___ SUPPLIED DATA

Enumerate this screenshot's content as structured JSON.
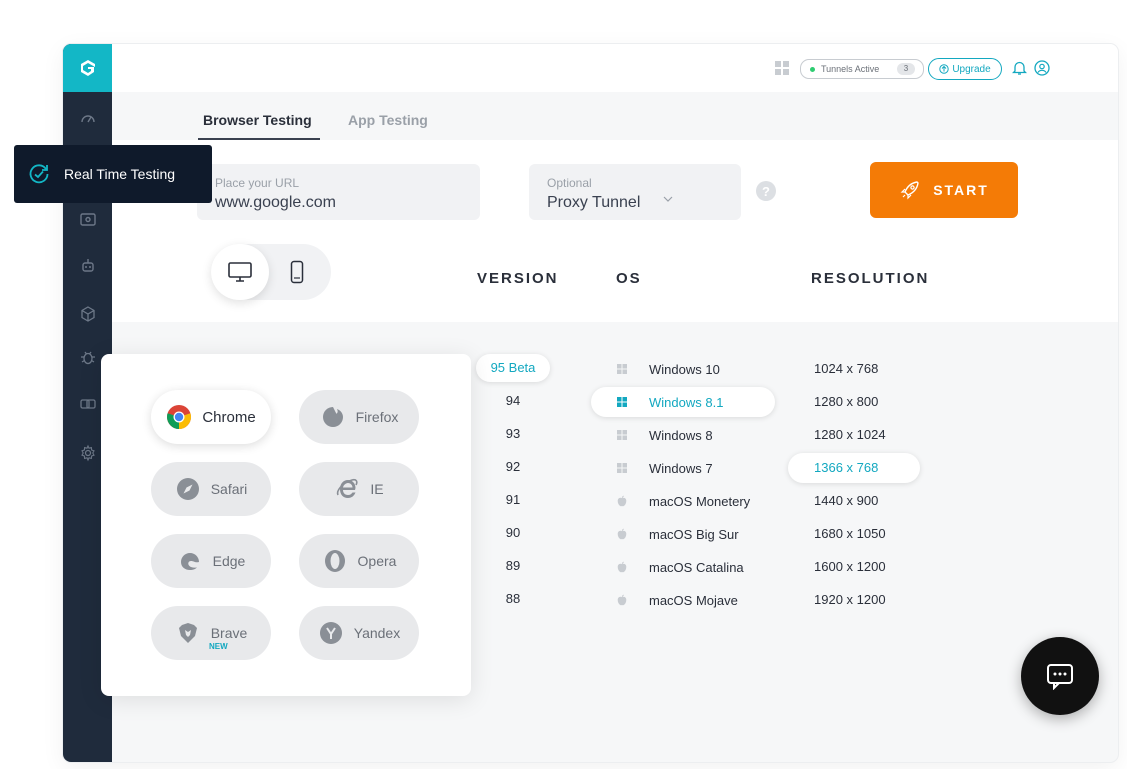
{
  "tooltip": {
    "label": "Real Time Testing",
    "icon": "realtime-icon"
  },
  "header": {
    "tunnels_label": "Tunnels Active",
    "tunnels_count": "3",
    "upgrade_label": "Upgrade",
    "icons": [
      "grid-icon",
      "bell-icon",
      "user-icon"
    ]
  },
  "tabs": [
    {
      "label": "Browser Testing",
      "active": true
    },
    {
      "label": "App Testing",
      "active": false
    }
  ],
  "url_field": {
    "label": "Place your URL",
    "value": "www.google.com"
  },
  "proxy_field": {
    "label": "Optional",
    "value": "Proxy Tunnel"
  },
  "help_glyph": "?",
  "start_button": {
    "label": "START",
    "color": "#f47b06"
  },
  "columns": {
    "version": "VERSION",
    "os": "OS",
    "resolution": "RESOLUTION"
  },
  "versions": [
    "95 Beta",
    "94",
    "93",
    "92",
    "91",
    "90",
    "89",
    "88"
  ],
  "selected_version": "95 Beta",
  "os_list": [
    {
      "name": "Windows 10",
      "icon": "windows-icon"
    },
    {
      "name": "Windows 8.1",
      "icon": "windows-icon"
    },
    {
      "name": "Windows 8",
      "icon": "windows-icon"
    },
    {
      "name": "Windows 7",
      "icon": "windows-icon"
    },
    {
      "name": "macOS Monetery",
      "icon": "apple-icon"
    },
    {
      "name": "macOS Big Sur",
      "icon": "apple-icon"
    },
    {
      "name": "macOS Catalina",
      "icon": "apple-icon"
    },
    {
      "name": "macOS Mojave",
      "icon": "apple-icon"
    }
  ],
  "selected_os": "Windows 8.1",
  "resolutions": [
    "1024 x 768",
    "1280 x 800",
    "1280 x 1024",
    "1366 x 768",
    "1440 x 900",
    "1680 x 1050",
    "1600 x 1200",
    "1920 x 1200"
  ],
  "selected_resolution": "1366 x 768",
  "browsers": [
    {
      "name": "Chrome",
      "icon": "chrome-icon",
      "selected": true
    },
    {
      "name": "Firefox",
      "icon": "firefox-icon"
    },
    {
      "name": "Safari",
      "icon": "safari-icon"
    },
    {
      "name": "IE",
      "icon": "ie-icon"
    },
    {
      "name": "Edge",
      "icon": "edge-icon"
    },
    {
      "name": "Opera",
      "icon": "opera-icon"
    },
    {
      "name": "Brave",
      "icon": "brave-icon",
      "badge": "NEW"
    },
    {
      "name": "Yandex",
      "icon": "yandex-icon"
    }
  ],
  "colors": {
    "accent": "#13b7c6",
    "sidebar": "#1f2b3c",
    "start": "#f47b06"
  }
}
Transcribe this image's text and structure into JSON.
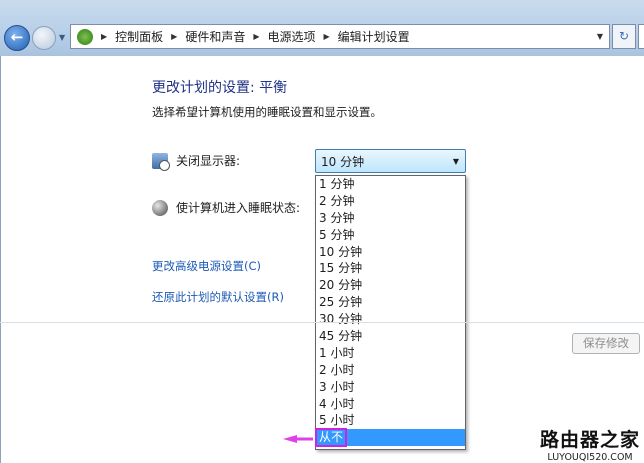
{
  "breadcrumb": [
    "控制面板",
    "硬件和声音",
    "电源选项",
    "编辑计划设置"
  ],
  "title": "更改计划的设置: 平衡",
  "subtitle": "选择希望计算机使用的睡眠设置和显示设置。",
  "display_label": "关闭显示器:",
  "sleep_label": "使计算机进入睡眠状态:",
  "display_value": "10 分钟",
  "options": [
    "1 分钟",
    "2 分钟",
    "3 分钟",
    "5 分钟",
    "10 分钟",
    "15 分钟",
    "20 分钟",
    "25 分钟",
    "30 分钟",
    "45 分钟",
    "1 小时",
    "2 小时",
    "3 小时",
    "4 小时",
    "5 小时",
    "从不"
  ],
  "links": {
    "advanced": "更改高级电源设置(C)",
    "restore": "还原此计划的默认设置(R)"
  },
  "save_label": "保存修改",
  "watermark": {
    "cn": "路由器之家",
    "url": "LUYOUQI520.COM"
  },
  "colors": {
    "highlight": "#3399ff",
    "annotation": "#d020e0"
  }
}
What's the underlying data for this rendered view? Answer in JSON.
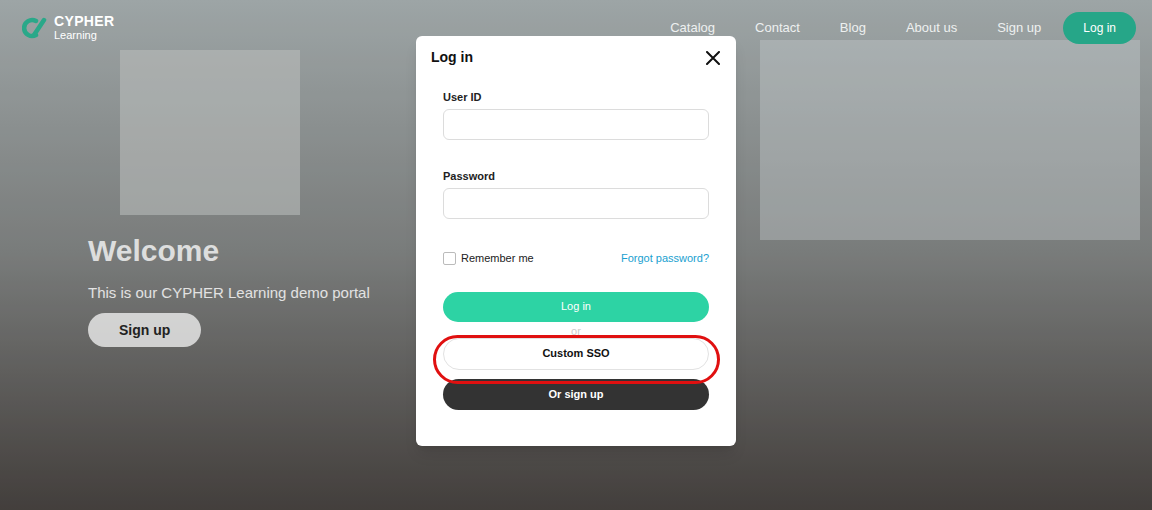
{
  "header": {
    "logo": {
      "line1": "CYPHER",
      "line2": "Learning"
    },
    "nav": [
      {
        "label": "Catalog"
      },
      {
        "label": "Contact"
      },
      {
        "label": "Blog"
      },
      {
        "label": "About us"
      },
      {
        "label": "Sign up"
      }
    ],
    "login_button": "Log in"
  },
  "hero": {
    "title": "Welcome",
    "subtitle": "This is our CYPHER Learning demo portal",
    "button": "Sign up"
  },
  "modal": {
    "title": "Log in",
    "fields": [
      {
        "label": "User ID",
        "value": ""
      },
      {
        "label": "Password",
        "value": ""
      }
    ],
    "remember": {
      "label": "Remember me",
      "checked": false
    },
    "forgot": "Forgot password?",
    "login": "Log in",
    "or": "or",
    "sso": {
      "label": "Custom SSO",
      "highlighted": true
    },
    "signup": "Or sign up"
  }
}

______

SET EXERCISE: Where a line holds "true", copy it out.

ANSWER TO THIS TASK:
      "active": true
      "selected": true
      "highlighted": true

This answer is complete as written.